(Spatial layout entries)
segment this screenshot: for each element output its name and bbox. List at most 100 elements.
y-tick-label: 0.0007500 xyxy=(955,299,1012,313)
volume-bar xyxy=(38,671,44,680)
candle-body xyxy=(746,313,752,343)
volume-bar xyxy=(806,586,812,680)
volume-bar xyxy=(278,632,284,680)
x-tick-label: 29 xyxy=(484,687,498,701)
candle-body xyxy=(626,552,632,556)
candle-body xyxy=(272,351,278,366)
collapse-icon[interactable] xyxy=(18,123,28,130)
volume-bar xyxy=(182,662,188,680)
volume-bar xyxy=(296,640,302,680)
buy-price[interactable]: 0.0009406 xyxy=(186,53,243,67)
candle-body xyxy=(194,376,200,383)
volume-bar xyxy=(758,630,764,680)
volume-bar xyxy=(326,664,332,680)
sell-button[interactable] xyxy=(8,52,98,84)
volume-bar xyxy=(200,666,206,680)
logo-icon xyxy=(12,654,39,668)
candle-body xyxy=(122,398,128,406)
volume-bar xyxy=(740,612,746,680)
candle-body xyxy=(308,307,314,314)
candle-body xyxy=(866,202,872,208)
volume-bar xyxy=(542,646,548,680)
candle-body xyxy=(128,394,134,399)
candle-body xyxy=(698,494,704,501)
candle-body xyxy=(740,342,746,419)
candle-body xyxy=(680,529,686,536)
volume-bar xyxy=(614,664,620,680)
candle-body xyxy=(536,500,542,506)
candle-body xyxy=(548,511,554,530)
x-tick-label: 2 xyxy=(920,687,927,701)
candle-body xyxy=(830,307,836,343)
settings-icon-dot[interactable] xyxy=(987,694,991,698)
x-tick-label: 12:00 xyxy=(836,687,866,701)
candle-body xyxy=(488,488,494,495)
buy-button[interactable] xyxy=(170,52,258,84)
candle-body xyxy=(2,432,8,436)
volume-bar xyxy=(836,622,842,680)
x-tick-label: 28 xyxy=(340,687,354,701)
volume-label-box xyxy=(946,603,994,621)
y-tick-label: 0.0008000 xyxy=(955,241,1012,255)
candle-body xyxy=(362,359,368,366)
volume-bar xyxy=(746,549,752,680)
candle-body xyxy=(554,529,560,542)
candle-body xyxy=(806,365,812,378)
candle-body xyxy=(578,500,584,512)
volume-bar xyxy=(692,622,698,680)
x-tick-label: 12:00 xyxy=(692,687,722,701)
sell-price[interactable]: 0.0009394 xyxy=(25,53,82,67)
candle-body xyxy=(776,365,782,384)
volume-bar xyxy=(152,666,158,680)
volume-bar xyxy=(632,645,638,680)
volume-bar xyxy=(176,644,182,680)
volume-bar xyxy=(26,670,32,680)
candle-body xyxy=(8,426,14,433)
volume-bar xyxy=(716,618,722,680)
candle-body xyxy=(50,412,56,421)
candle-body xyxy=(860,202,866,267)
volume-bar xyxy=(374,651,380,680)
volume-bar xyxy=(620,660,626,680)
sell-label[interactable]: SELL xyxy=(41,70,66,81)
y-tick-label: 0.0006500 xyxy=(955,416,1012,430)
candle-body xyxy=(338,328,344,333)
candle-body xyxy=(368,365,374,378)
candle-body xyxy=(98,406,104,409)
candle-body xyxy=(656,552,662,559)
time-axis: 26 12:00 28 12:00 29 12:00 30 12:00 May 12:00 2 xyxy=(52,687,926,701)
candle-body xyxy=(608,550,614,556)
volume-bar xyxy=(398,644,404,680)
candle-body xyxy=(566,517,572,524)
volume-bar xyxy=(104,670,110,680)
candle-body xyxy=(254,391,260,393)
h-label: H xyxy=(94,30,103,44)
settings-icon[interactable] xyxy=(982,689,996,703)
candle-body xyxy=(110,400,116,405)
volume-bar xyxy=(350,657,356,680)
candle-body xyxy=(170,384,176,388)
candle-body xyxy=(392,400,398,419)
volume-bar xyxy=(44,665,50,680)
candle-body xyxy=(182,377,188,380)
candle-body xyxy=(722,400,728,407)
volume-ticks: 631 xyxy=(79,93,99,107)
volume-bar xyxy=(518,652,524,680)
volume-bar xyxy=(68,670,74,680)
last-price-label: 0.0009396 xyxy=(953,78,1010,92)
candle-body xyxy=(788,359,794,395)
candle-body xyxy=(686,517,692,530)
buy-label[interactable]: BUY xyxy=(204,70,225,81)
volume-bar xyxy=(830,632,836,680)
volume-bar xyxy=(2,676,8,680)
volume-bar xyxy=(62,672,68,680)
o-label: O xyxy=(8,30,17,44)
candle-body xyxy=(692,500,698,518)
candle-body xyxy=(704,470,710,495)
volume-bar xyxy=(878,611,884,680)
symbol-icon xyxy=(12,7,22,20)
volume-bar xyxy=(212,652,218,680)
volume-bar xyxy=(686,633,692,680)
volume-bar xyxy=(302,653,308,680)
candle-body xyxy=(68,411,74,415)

§ Task instructions
Output the rows word for word, starting at the first row and ending at the row that contains "volume-bar xyxy=(278,632,284,680)", including both of those rows.

§ Result
segment this screenshot: for each element output its name and bbox. List at most 100 elements.
y-tick-label: 0.0007500 xyxy=(955,299,1012,313)
volume-bar xyxy=(38,671,44,680)
candle-body xyxy=(746,313,752,343)
volume-bar xyxy=(806,586,812,680)
volume-bar xyxy=(278,632,284,680)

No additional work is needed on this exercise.